--- START ---

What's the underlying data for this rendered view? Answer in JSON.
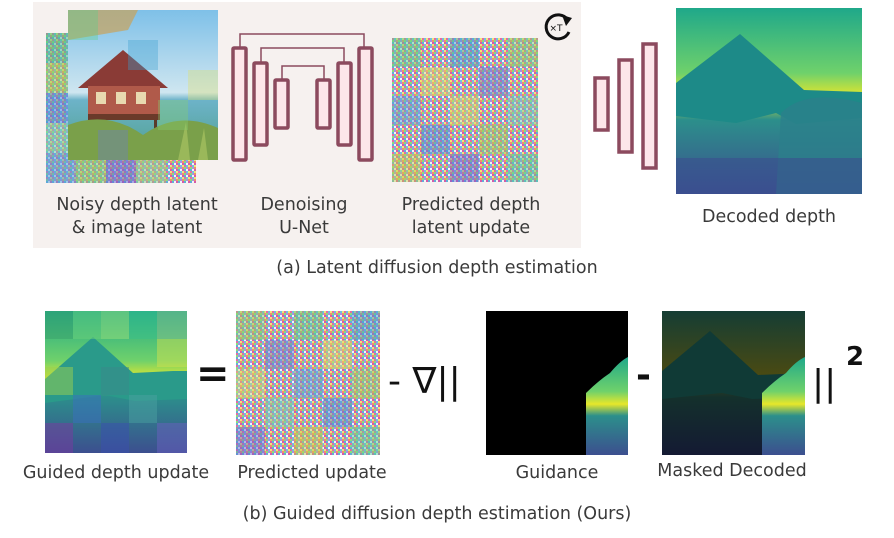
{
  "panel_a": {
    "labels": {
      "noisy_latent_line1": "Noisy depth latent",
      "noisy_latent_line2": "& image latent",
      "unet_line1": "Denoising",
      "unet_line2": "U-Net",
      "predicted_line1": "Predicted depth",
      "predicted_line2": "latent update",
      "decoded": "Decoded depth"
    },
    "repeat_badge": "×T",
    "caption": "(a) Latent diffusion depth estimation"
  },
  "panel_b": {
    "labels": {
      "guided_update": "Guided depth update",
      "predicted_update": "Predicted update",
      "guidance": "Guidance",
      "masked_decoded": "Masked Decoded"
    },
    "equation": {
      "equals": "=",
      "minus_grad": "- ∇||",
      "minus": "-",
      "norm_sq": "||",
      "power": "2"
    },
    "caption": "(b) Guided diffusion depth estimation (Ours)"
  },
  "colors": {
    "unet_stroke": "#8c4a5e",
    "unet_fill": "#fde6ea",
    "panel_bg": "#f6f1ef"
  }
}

--- END ---
--- START ---

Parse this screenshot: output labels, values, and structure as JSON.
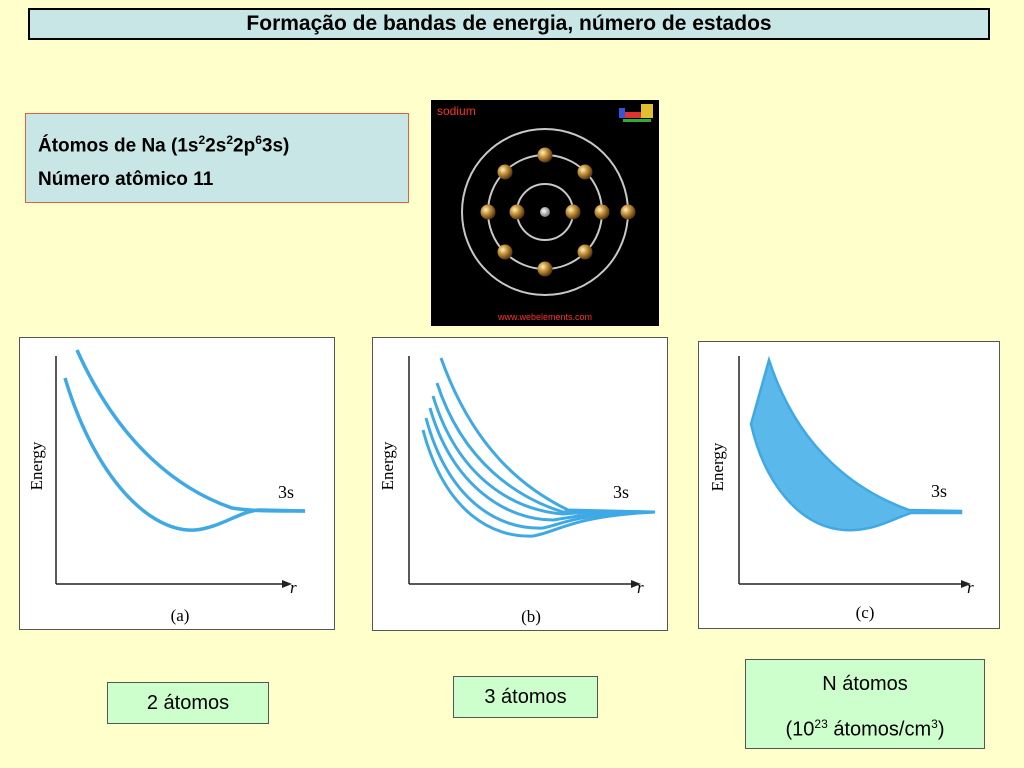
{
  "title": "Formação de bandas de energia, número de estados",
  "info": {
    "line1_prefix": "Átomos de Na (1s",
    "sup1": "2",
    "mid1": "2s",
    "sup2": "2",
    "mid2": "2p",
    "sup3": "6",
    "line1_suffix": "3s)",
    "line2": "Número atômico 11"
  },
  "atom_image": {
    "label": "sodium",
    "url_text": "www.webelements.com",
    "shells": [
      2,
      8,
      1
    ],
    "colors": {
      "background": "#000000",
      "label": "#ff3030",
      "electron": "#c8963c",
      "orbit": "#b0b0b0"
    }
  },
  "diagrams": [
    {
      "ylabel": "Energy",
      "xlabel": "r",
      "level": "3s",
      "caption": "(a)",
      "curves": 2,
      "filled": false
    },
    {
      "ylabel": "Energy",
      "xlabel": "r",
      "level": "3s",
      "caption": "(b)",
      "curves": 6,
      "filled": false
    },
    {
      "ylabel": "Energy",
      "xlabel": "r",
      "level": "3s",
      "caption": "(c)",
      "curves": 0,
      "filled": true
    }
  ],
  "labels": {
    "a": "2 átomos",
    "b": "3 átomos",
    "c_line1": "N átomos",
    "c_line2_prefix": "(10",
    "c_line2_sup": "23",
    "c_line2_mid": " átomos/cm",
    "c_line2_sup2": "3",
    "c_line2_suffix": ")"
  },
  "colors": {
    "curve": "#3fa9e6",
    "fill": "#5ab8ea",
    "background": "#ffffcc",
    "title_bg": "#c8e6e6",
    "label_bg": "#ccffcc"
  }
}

--- END ---

> [Task objective]: Report how many lines in the data include the word "this", and give nothing but the count.

> [Right answer]: 2